- Task details: Output all records precisely as written.

- Data shown:
# # # # # # #

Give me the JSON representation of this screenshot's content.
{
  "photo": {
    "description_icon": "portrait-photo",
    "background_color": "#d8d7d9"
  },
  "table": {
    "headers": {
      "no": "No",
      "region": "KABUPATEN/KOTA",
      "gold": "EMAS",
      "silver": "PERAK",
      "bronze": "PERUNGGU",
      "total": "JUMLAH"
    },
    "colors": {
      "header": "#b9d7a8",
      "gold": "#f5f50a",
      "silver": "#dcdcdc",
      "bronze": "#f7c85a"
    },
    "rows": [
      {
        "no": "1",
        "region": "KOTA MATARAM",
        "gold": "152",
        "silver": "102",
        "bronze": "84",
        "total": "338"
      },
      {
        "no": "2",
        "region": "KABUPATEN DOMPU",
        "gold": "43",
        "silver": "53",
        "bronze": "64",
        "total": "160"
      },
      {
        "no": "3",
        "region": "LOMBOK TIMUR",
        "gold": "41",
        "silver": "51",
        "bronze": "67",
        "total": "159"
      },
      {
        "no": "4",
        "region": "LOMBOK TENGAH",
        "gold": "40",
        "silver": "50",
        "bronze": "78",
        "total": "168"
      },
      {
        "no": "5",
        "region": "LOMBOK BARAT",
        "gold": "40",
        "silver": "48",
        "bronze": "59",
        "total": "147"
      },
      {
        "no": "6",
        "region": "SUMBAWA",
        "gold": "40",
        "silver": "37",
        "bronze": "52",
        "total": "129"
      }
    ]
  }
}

# # # # # # #

- The response:
Give me the JSON representation of this screenshot's content.
{
  "photo": {
    "description_icon": "portrait-photo",
    "background_color": "#d8d7d9"
  },
  "table": {
    "headers": {
      "no": "No",
      "region": "KABUPATEN/KOTA",
      "gold": "EMAS",
      "silver": "PERAK",
      "bronze": "PERUNGGU",
      "total": "JUMLAH"
    },
    "colors": {
      "header": "#b9d7a8",
      "gold": "#f5f50a",
      "silver": "#dcdcdc",
      "bronze": "#f7c85a"
    },
    "rows": [
      {
        "no": "1",
        "region": "KOTA MATARAM",
        "gold": "152",
        "silver": "102",
        "bronze": "84",
        "total": "338"
      },
      {
        "no": "2",
        "region": "KABUPATEN DOMPU",
        "gold": "43",
        "silver": "53",
        "bronze": "64",
        "total": "160"
      },
      {
        "no": "3",
        "region": "LOMBOK TIMUR",
        "gold": "41",
        "silver": "51",
        "bronze": "67",
        "total": "159"
      },
      {
        "no": "4",
        "region": "LOMBOK TENGAH",
        "gold": "40",
        "silver": "50",
        "bronze": "78",
        "total": "168"
      },
      {
        "no": "5",
        "region": "LOMBOK BARAT",
        "gold": "40",
        "silver": "48",
        "bronze": "59",
        "total": "147"
      },
      {
        "no": "6",
        "region": "SUMBAWA",
        "gold": "40",
        "silver": "37",
        "bronze": "52",
        "total": "129"
      }
    ]
  }
}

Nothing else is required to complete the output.